* **TASK DIRECTIONS**:
Rewrite the records below with "UI elements" changed to "interface elements" and everything else unchanged, leaving the pictures out.

* **Element and coordinate records**:
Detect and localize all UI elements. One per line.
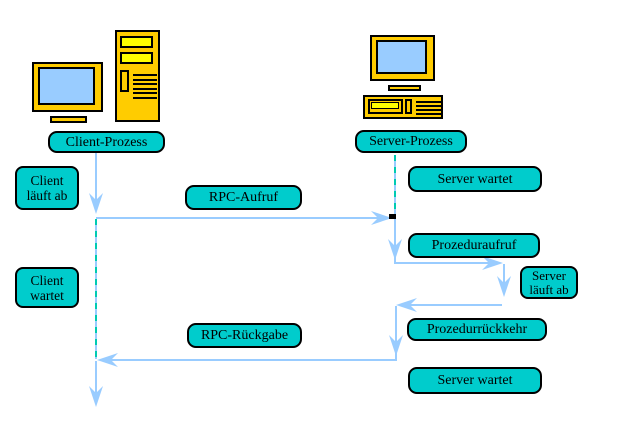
client-running-line2: läuft ab [26, 188, 68, 203]
procedure-call-line [394, 218, 500, 264]
junction-tick [389, 214, 396, 219]
tower-vent-line [133, 83, 157, 85]
arrowhead-down-icon [89, 386, 103, 407]
server-process-text: Server-Prozess [369, 134, 453, 149]
client-running-line1: Client [30, 173, 64, 188]
case-vent-line [416, 105, 443, 107]
arrowhead-right-icon [482, 256, 503, 270]
client-monitor-screen [38, 67, 95, 105]
client-running-label: Client läuft ab [15, 166, 79, 210]
tower-drive-bay [120, 52, 153, 64]
server-waiting-bottom-text: Server wartet [437, 373, 513, 388]
client-monitor-base [50, 116, 87, 123]
rpc-call-label: RPC-Aufruf [185, 185, 302, 210]
tower-vent-line [133, 79, 157, 81]
arrowhead-down-icon [388, 239, 402, 260]
server-case [363, 95, 443, 119]
rpc-return-label: RPC-Rückgabe [187, 323, 302, 348]
case-vent-line [416, 113, 443, 115]
server-process-label: Server-Prozess [355, 130, 467, 153]
server-monitor [370, 35, 435, 81]
procedure-return-label: Prozedurrückkehr [407, 318, 547, 341]
client-process-label: Client-Prozess [48, 131, 165, 153]
case-vent-line [416, 101, 443, 103]
case-button [405, 99, 412, 114]
procedure-return-text: Prozedurrückkehr [426, 322, 528, 337]
server-monitor-stand [388, 85, 421, 91]
rpc-return-text: RPC-Rückgabe [200, 328, 289, 343]
case-drive-frame [368, 99, 403, 114]
procedure-call-label: Prozeduraufruf [408, 233, 540, 258]
client-waiting-line1: Client [30, 272, 64, 288]
tower-drive-bay [120, 36, 153, 48]
tower-vent-line [133, 74, 157, 76]
tower-vent-line [133, 88, 157, 90]
arrowhead-down-icon [89, 193, 103, 214]
rpc-call-text: RPC-Aufruf [208, 190, 279, 205]
server-running-line1: Server [532, 267, 566, 283]
client-waiting-line2: wartet [30, 287, 64, 303]
tower-slot [120, 70, 129, 92]
server-waiting-bottom-label: Server wartet [408, 367, 542, 394]
client-tower [115, 30, 160, 122]
arrowhead-left-icon [97, 353, 118, 367]
server-waiting-top-label: Server wartet [408, 166, 542, 192]
arrowhead-right-icon [371, 211, 392, 225]
server-running-line2: läuft ab [529, 281, 569, 297]
case-drive-slot [371, 102, 399, 109]
rpc-return-line [100, 306, 397, 361]
arrowhead-left-icon [396, 298, 417, 312]
arrowhead-down-icon [497, 276, 511, 297]
case-vent-line [416, 109, 443, 111]
tower-vent-line [133, 92, 157, 94]
tower-vent-line [133, 97, 157, 99]
server-waiting-top-text: Server wartet [437, 171, 513, 187]
client-process-text: Client-Prozess [65, 134, 148, 150]
procedure-call-text: Prozeduraufruf [431, 238, 517, 253]
server-running-label: Server läuft ab [520, 266, 578, 299]
server-monitor-screen [376, 40, 427, 74]
client-waiting-label: Client wartet [15, 267, 79, 308]
arrowhead-down-icon [389, 335, 403, 356]
client-monitor [32, 62, 103, 112]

* **ANSWER TO THIS TASK**:
Detect and localize all interface elements. One per line.
client-running-line2: läuft ab [26, 188, 68, 203]
procedure-call-line [394, 218, 500, 264]
junction-tick [389, 214, 396, 219]
tower-vent-line [133, 83, 157, 85]
arrowhead-down-icon [89, 386, 103, 407]
server-process-text: Server-Prozess [369, 134, 453, 149]
client-running-line1: Client [30, 173, 64, 188]
case-vent-line [416, 105, 443, 107]
arrowhead-right-icon [482, 256, 503, 270]
client-monitor-screen [38, 67, 95, 105]
client-running-label: Client läuft ab [15, 166, 79, 210]
tower-drive-bay [120, 52, 153, 64]
server-waiting-bottom-text: Server wartet [437, 373, 513, 388]
client-monitor-base [50, 116, 87, 123]
rpc-call-label: RPC-Aufruf [185, 185, 302, 210]
tower-vent-line [133, 79, 157, 81]
arrowhead-down-icon [388, 239, 402, 260]
server-case [363, 95, 443, 119]
rpc-return-label: RPC-Rückgabe [187, 323, 302, 348]
case-vent-line [416, 113, 443, 115]
server-process-label: Server-Prozess [355, 130, 467, 153]
server-monitor [370, 35, 435, 81]
procedure-return-label: Prozedurrückkehr [407, 318, 547, 341]
client-process-label: Client-Prozess [48, 131, 165, 153]
case-vent-line [416, 101, 443, 103]
case-button [405, 99, 412, 114]
procedure-return-text: Prozedurrückkehr [426, 322, 528, 337]
server-monitor-stand [388, 85, 421, 91]
rpc-return-text: RPC-Rückgabe [200, 328, 289, 343]
case-drive-frame [368, 99, 403, 114]
procedure-call-label: Prozeduraufruf [408, 233, 540, 258]
client-waiting-line1: Client [30, 272, 64, 288]
tower-drive-bay [120, 36, 153, 48]
tower-vent-line [133, 74, 157, 76]
tower-vent-line [133, 88, 157, 90]
arrowhead-down-icon [89, 193, 103, 214]
rpc-call-text: RPC-Aufruf [208, 190, 279, 205]
server-running-line1: Server [532, 267, 566, 283]
client-waiting-line2: wartet [30, 287, 64, 303]
tower-slot [120, 70, 129, 92]
server-waiting-bottom-label: Server wartet [408, 367, 542, 394]
client-tower [115, 30, 160, 122]
arrowhead-left-icon [97, 353, 118, 367]
server-waiting-top-label: Server wartet [408, 166, 542, 192]
arrowhead-right-icon [371, 211, 392, 225]
server-running-line2: läuft ab [529, 281, 569, 297]
case-drive-slot [371, 102, 399, 109]
rpc-return-line [100, 306, 397, 361]
arrowhead-left-icon [396, 298, 417, 312]
arrowhead-down-icon [497, 276, 511, 297]
case-vent-line [416, 109, 443, 111]
tower-vent-line [133, 92, 157, 94]
tower-vent-line [133, 97, 157, 99]
server-waiting-top-text: Server wartet [437, 171, 513, 187]
client-process-text: Client-Prozess [65, 134, 148, 150]
procedure-call-text: Prozeduraufruf [431, 238, 517, 253]
server-running-label: Server läuft ab [520, 266, 578, 299]
server-monitor-screen [376, 40, 427, 74]
client-waiting-label: Client wartet [15, 267, 79, 308]
arrowhead-down-icon [389, 335, 403, 356]
client-monitor [32, 62, 103, 112]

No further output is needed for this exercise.